> **REQUIRED TASK**:
Restate the listing that follows word for word, without its pictures.
#####
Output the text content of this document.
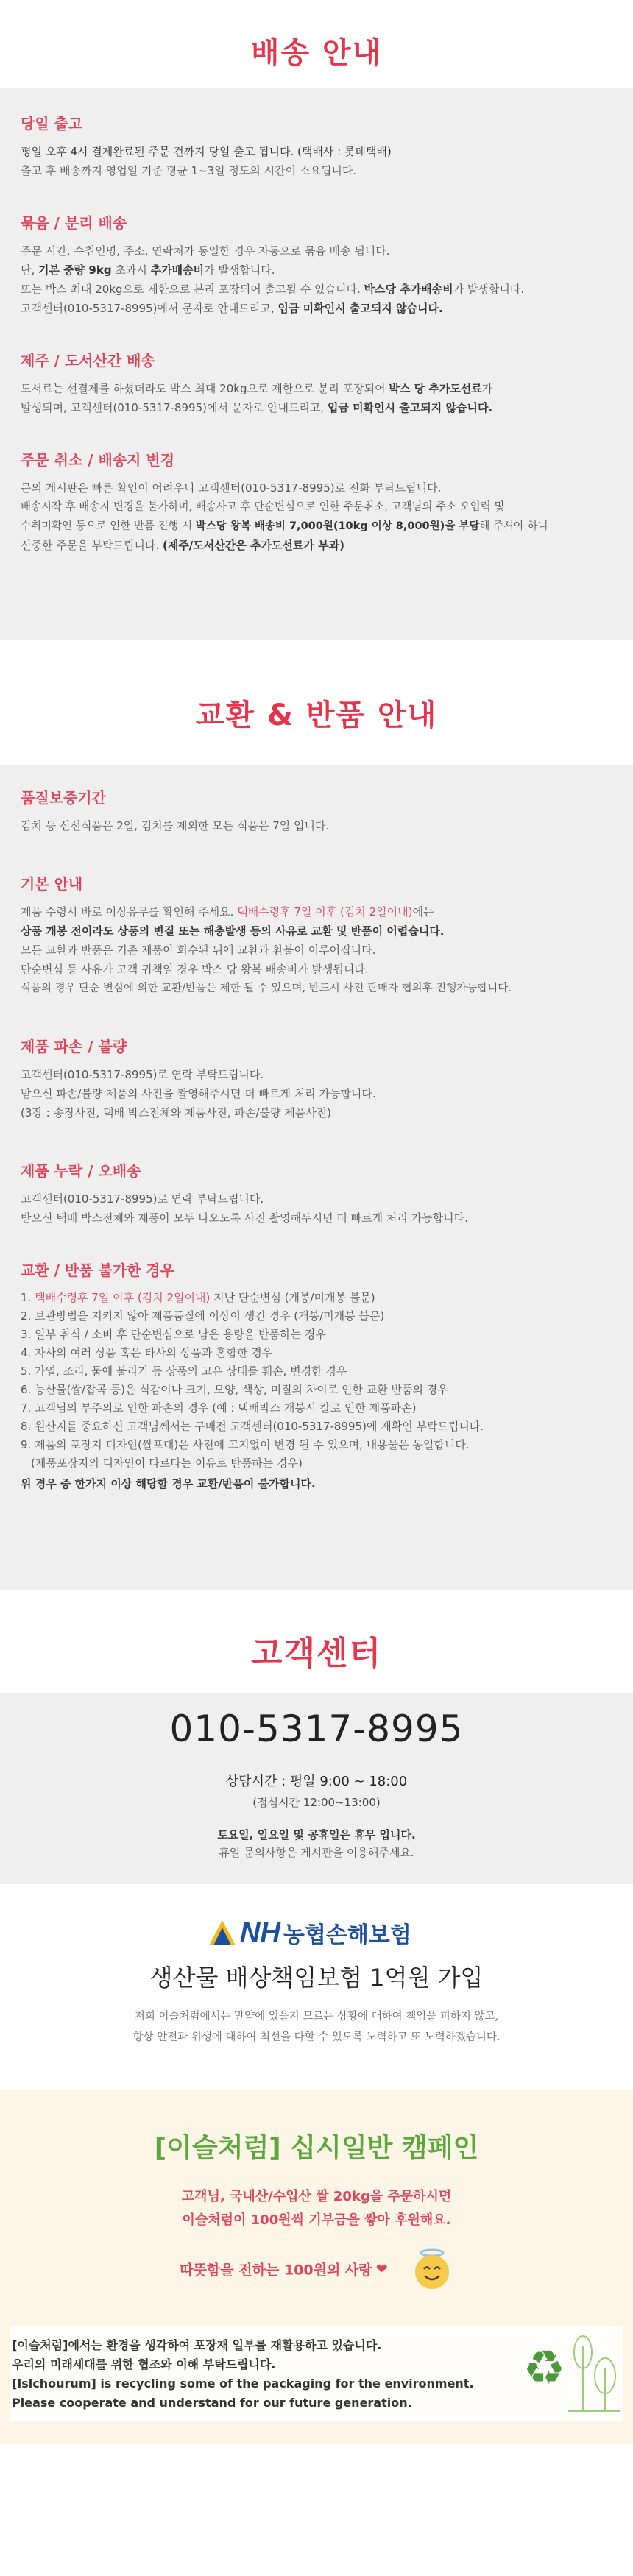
배송 안내
당일 출고
평일 오후 4시 결제완료된 주문 건까지 당일 출고 됩니다. (택배사 : 롯데택배)
출고 후 배송까지 영업일 기준 평균 1~3일 정도의 시간이 소요됩니다.
묶음 / 분리 배송
주문 시간, 수취인명, 주소, 연락처가 동일한 경우 자동으로 묶음 배송 됩니다.
단, 기본 중량 9kg 초과시 추가배송비가 발생합니다.
또는 박스 최대 20kg으로 제한으로 분리 포장되어 출고될 수 있습니다. 박스당 추가배송비가 발생합니다.
고객센터(010-5317-8995)에서 문자로 안내드리고, 입금 미확인시 출고되지 않습니다.
제주 / 도서산간 배송
도서료는 선결제를 하셨더라도 박스 최대 20kg으로 제한으로 분리 포장되어 박스 당 추가도선료가
발생되며, 고객센터(010-5317-8995)에서 문자로 안내드리고, 입금 미확인시 출고되지 않습니다.
주문 취소 / 배송지 변경
문의 게시판은 빠른 확인이 어려우니 고객센터(010-5317-8995)로 전화 부탁드립니다.
배송시작 후 배송지 변경을 불가하며, 배송사고 후 단순변심으로 인한 주문취소, 고객님의 주소 오입력 및
수취미확인 등으로 인한 반품 진행 시 박스당 왕복 배송비 7,000원(10kg 이상 8,000원)을 부담해 주셔야 하니
신중한 주문을 부탁드립니다. (제주/도서산간은 추가도선료가 부과)
교환 & 반품 안내
품질보증기간
김치 등 신선식품은 2일, 김치를 제외한 모든 식품은 7일 입니다.
기본 안내
제품 수령시 바로 이상유무를 확인해 주세요. 택배수령후 7일 이후 (김치 2일이내)에는
상품 개봉 전이라도 상품의 변질 또는 해충발생 등의 사유로 교환 및 반품이 어렵습니다.
모든 교환과 반품은 기존 제품이 회수된 뒤에 교환과 환불이 이루어집니다.
단순변심 등 사유가 고객 귀책일 경우 박스 당 왕복 배송비가 발생됩니다.
식품의 경우 단순 변심에 의한 교환/반품은 제한 될 수 있으며, 반드시 사전 판매자 협의후 진행가능합니다.
제품 파손 / 불량
고객센터(010-5317-8995)로 연락 부탁드립니다.
받으신 파손/불량 제품의 사진을 촬영해주시면 더 빠르게 처리 가능합니다.
(3장 : 송장사진, 택배 박스전체와 제품사진, 파손/불량 제품사진)
제품 누락 / 오배송
고객센터(010-5317-8995)로 연락 부탁드립니다.
받으신 택배 박스전체와 제품이 모두 나오도록 사진 촬영해두시면 더 빠르게 처리 가능합니다.
교환 / 반품 불가한 경우
1. 택배수령후 7일 이후 (김치 2일이내) 지난 단순변심 (개봉/미개봉 불문)
2. 보관방법을 지키지 않아 제품품질에 이상이 생긴 경우 (개봉/미개봉 불문)
3. 일부 취식 / 소비 후 단순변심으로 남은 용량을 반품하는 경우
4. 자사의 여러 상품 혹은 타사의 상품과 혼합한 경우
5. 가열, 조리, 물에 불리기 등 상품의 고유 상태를 훼손, 변경한 경우
6. 농산물(쌀/잡곡 등)은 식감이나 크기, 모양, 색상, 미질의 차이로 인한 교환 반품의 경우
7. 고객님의 부주의로 인한 파손의 경우 (예 : 택배박스 개봉시 칼로 인한 제품파손)
8. 원산지를 중요하신 고객님께서는 구매전 고객센터(010-5317-8995)에 재확인 부탁드립니다.
9. 제품의 포장지 디자인(쌀포대)은 사전에 고지없이 변경 될 수 있으며, 내용물은 동일합니다.
(제품포장지의 디자인이 다르다는 이유로 반품하는 경우)
위 경우 중 한가지 이상 해당할 경우 교환/반품이 불가합니다.
고객센터
010-5317-8995
상담시간 : 평일 9:00 ~ 18:00
(점심시간 12:00~13:00)
토요일, 일요일 및 공휴일은 휴무 입니다.
휴일 문의사항은 게시판을 이용해주세요.
NH 농협손해보험
생산물 배상책임보험 1억원 가입
저희 이슬처럼에서는 만약에 있을지 모르는 상황에 대하여 책임을 피하지 않고,
항상 안전과 위생에 대하여 최선을 다할 수 있도록 노력하고 또 노력하겠습니다.
[이슬처럼] 십시일반 캠페인
고객님, 국내산/수입산 쌀 20kg을 주문하시면
이슬처럼이 100원씩 기부금을 쌓아 후원해요.
따뜻함을 전하는 100원의 사랑 ❤
[이슬처럼]에서는 환경을 생각하여 포장재 일부를 재활용하고 있습니다.
우리의 미래세대를 위한 협조와 이해 부탁드립니다.
[Islchourum] is recycling some of the packaging for the environment.
Please cooperate and understand for our future generation.
♻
#####
> **RESPONSE TO THE TASK**:
Output the text content of this document.
배송 안내
당일 출고
평일 오후 4시 결제완료된 주문 건까지 당일 출고 됩니다. (택배사 : 롯데택배)
출고 후 배송까지 영업일 기준 평균 1~3일 정도의 시간이 소요됩니다.
묶음 / 분리 배송
주문 시간, 수취인명, 주소, 연락처가 동일한 경우 자동으로 묶음 배송 됩니다.
단, 기본 중량 9kg 초과시 추가배송비가 발생합니다.
또는 박스 최대 20kg으로 제한으로 분리 포장되어 출고될 수 있습니다. 박스당 추가배송비가 발생합니다.
고객센터(010-5317-8995)에서 문자로 안내드리고, 입금 미확인시 출고되지 않습니다.
제주 / 도서산간 배송
도서료는 선결제를 하셨더라도 박스 최대 20kg으로 제한으로 분리 포장되어 박스 당 추가도선료가
발생되며, 고객센터(010-5317-8995)에서 문자로 안내드리고, 입금 미확인시 출고되지 않습니다.
주문 취소 / 배송지 변경
문의 게시판은 빠른 확인이 어려우니 고객센터(010-5317-8995)로 전화 부탁드립니다.
배송시작 후 배송지 변경을 불가하며, 배송사고 후 단순변심으로 인한 주문취소, 고객님의 주소 오입력 및
수취미확인 등으로 인한 반품 진행 시 박스당 왕복 배송비 7,000원(10kg 이상 8,000원)을 부담해 주셔야 하니
신중한 주문을 부탁드립니다. (제주/도서산간은 추가도선료가 부과)
교환 & 반품 안내
품질보증기간
김치 등 신선식품은 2일, 김치를 제외한 모든 식품은 7일 입니다.
기본 안내
제품 수령시 바로 이상유무를 확인해 주세요. 택배수령후 7일 이후 (김치 2일이내)에는
상품 개봉 전이라도 상품의 변질 또는 해충발생 등의 사유로 교환 및 반품이 어렵습니다.
모든 교환과 반품은 기존 제품이 회수된 뒤에 교환과 환불이 이루어집니다.
단순변심 등 사유가 고객 귀책일 경우 박스 당 왕복 배송비가 발생됩니다.
식품의 경우 단순 변심에 의한 교환/반품은 제한 될 수 있으며, 반드시 사전 판매자 협의후 진행가능합니다.
제품 파손 / 불량
고객센터(010-5317-8995)로 연락 부탁드립니다.
받으신 파손/불량 제품의 사진을 촬영해주시면 더 빠르게 처리 가능합니다.
(3장 : 송장사진, 택배 박스전체와 제품사진, 파손/불량 제품사진)
제품 누락 / 오배송
고객센터(010-5317-8995)로 연락 부탁드립니다.
받으신 택배 박스전체와 제품이 모두 나오도록 사진 촬영해두시면 더 빠르게 처리 가능합니다.
교환 / 반품 불가한 경우
1. 택배수령후 7일 이후 (김치 2일이내) 지난 단순변심 (개봉/미개봉 불문)
2. 보관방법을 지키지 않아 제품품질에 이상이 생긴 경우 (개봉/미개봉 불문)
3. 일부 취식 / 소비 후 단순변심으로 남은 용량을 반품하는 경우
4. 자사의 여러 상품 혹은 타사의 상품과 혼합한 경우
5. 가열, 조리, 물에 불리기 등 상품의 고유 상태를 훼손, 변경한 경우
6. 농산물(쌀/잡곡 등)은 식감이나 크기, 모양, 색상, 미질의 차이로 인한 교환 반품의 경우
7. 고객님의 부주의로 인한 파손의 경우 (예 : 택배박스 개봉시 칼로 인한 제품파손)
8. 원산지를 중요하신 고객님께서는 구매전 고객센터(010-5317-8995)에 재확인 부탁드립니다.
9. 제품의 포장지 디자인(쌀포대)은 사전에 고지없이 변경 될 수 있으며, 내용물은 동일합니다.
(제품포장지의 디자인이 다르다는 이유로 반품하는 경우)
위 경우 중 한가지 이상 해당할 경우 교환/반품이 불가합니다.
고객센터
010-5317-8995
상담시간 : 평일 9:00 ~ 18:00
(점심시간 12:00~13:00)
토요일, 일요일 및 공휴일은 휴무 입니다.
휴일 문의사항은 게시판을 이용해주세요.
NH 농협손해보험
생산물 배상책임보험 1억원 가입
저희 이슬처럼에서는 만약에 있을지 모르는 상황에 대하여 책임을 피하지 않고,
항상 안전과 위생에 대하여 최선을 다할 수 있도록 노력하고 또 노력하겠습니다.
[이슬처럼] 십시일반 캠페인
고객님, 국내산/수입산 쌀 20kg을 주문하시면
이슬처럼이 100원씩 기부금을 쌓아 후원해요.
따뜻함을 전하는 100원의 사랑 ❤
[이슬처럼]에서는 환경을 생각하여 포장재 일부를 재활용하고 있습니다.
우리의 미래세대를 위한 협조와 이해 부탁드립니다.
[Islchourum] is recycling some of the packaging for the environment.
Please cooperate and understand for our future generation.
♻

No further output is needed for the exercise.